→ **Provided records**

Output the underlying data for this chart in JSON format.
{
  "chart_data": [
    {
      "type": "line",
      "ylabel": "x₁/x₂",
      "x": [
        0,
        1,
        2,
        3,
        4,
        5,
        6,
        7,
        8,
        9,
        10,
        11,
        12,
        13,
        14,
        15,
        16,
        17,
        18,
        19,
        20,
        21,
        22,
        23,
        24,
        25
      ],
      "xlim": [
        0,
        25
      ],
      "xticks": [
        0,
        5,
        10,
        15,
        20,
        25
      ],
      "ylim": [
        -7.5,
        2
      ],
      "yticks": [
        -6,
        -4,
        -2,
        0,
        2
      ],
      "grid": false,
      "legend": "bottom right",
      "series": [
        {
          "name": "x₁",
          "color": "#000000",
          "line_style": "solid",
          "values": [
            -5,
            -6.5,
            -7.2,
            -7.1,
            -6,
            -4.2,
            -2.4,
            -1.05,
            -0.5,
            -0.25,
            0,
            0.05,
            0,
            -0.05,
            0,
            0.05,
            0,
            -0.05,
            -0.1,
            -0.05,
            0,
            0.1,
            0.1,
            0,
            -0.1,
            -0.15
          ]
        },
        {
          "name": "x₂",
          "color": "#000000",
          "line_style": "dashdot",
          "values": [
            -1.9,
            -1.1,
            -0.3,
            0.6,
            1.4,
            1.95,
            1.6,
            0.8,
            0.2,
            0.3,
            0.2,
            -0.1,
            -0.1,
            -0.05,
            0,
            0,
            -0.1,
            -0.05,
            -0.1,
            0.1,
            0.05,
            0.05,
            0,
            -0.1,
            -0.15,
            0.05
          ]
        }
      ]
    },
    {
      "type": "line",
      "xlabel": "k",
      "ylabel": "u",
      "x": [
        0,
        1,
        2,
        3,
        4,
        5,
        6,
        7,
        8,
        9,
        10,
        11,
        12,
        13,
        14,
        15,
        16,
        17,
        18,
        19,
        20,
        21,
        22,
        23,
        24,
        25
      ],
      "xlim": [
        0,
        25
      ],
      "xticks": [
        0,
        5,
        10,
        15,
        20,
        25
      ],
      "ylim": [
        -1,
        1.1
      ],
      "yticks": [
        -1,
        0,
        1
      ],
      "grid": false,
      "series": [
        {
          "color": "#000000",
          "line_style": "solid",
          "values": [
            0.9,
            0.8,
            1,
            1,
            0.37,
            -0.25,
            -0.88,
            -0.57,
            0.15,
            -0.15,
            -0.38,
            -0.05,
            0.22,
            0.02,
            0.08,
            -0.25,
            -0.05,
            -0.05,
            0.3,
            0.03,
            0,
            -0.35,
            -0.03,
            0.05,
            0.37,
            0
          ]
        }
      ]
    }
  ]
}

→ **Task prompt**
Transcribe every line of the data, exactly as it stands.

→ **Reply**
Output the underlying data for this chart in JSON format.
{
  "chart_data": [
    {
      "type": "line",
      "ylabel": "x₁/x₂",
      "x": [
        0,
        1,
        2,
        3,
        4,
        5,
        6,
        7,
        8,
        9,
        10,
        11,
        12,
        13,
        14,
        15,
        16,
        17,
        18,
        19,
        20,
        21,
        22,
        23,
        24,
        25
      ],
      "xlim": [
        0,
        25
      ],
      "xticks": [
        0,
        5,
        10,
        15,
        20,
        25
      ],
      "ylim": [
        -7.5,
        2
      ],
      "yticks": [
        -6,
        -4,
        -2,
        0,
        2
      ],
      "grid": false,
      "legend": "bottom right",
      "series": [
        {
          "name": "x₁",
          "color": "#000000",
          "line_style": "solid",
          "values": [
            -5,
            -6.5,
            -7.2,
            -7.1,
            -6,
            -4.2,
            -2.4,
            -1.05,
            -0.5,
            -0.25,
            0,
            0.05,
            0,
            -0.05,
            0,
            0.05,
            0,
            -0.05,
            -0.1,
            -0.05,
            0,
            0.1,
            0.1,
            0,
            -0.1,
            -0.15
          ]
        },
        {
          "name": "x₂",
          "color": "#000000",
          "line_style": "dashdot",
          "values": [
            -1.9,
            -1.1,
            -0.3,
            0.6,
            1.4,
            1.95,
            1.6,
            0.8,
            0.2,
            0.3,
            0.2,
            -0.1,
            -0.1,
            -0.05,
            0,
            0,
            -0.1,
            -0.05,
            -0.1,
            0.1,
            0.05,
            0.05,
            0,
            -0.1,
            -0.15,
            0.05
          ]
        }
      ]
    },
    {
      "type": "line",
      "xlabel": "k",
      "ylabel": "u",
      "x": [
        0,
        1,
        2,
        3,
        4,
        5,
        6,
        7,
        8,
        9,
        10,
        11,
        12,
        13,
        14,
        15,
        16,
        17,
        18,
        19,
        20,
        21,
        22,
        23,
        24,
        25
      ],
      "xlim": [
        0,
        25
      ],
      "xticks": [
        0,
        5,
        10,
        15,
        20,
        25
      ],
      "ylim": [
        -1,
        1.1
      ],
      "yticks": [
        -1,
        0,
        1
      ],
      "grid": false,
      "series": [
        {
          "color": "#000000",
          "line_style": "solid",
          "values": [
            0.9,
            0.8,
            1,
            1,
            0.37,
            -0.25,
            -0.88,
            -0.57,
            0.15,
            -0.15,
            -0.38,
            -0.05,
            0.22,
            0.02,
            0.08,
            -0.25,
            -0.05,
            -0.05,
            0.3,
            0.03,
            0,
            -0.35,
            -0.03,
            0.05,
            0.37,
            0
          ]
        }
      ]
    }
  ]
}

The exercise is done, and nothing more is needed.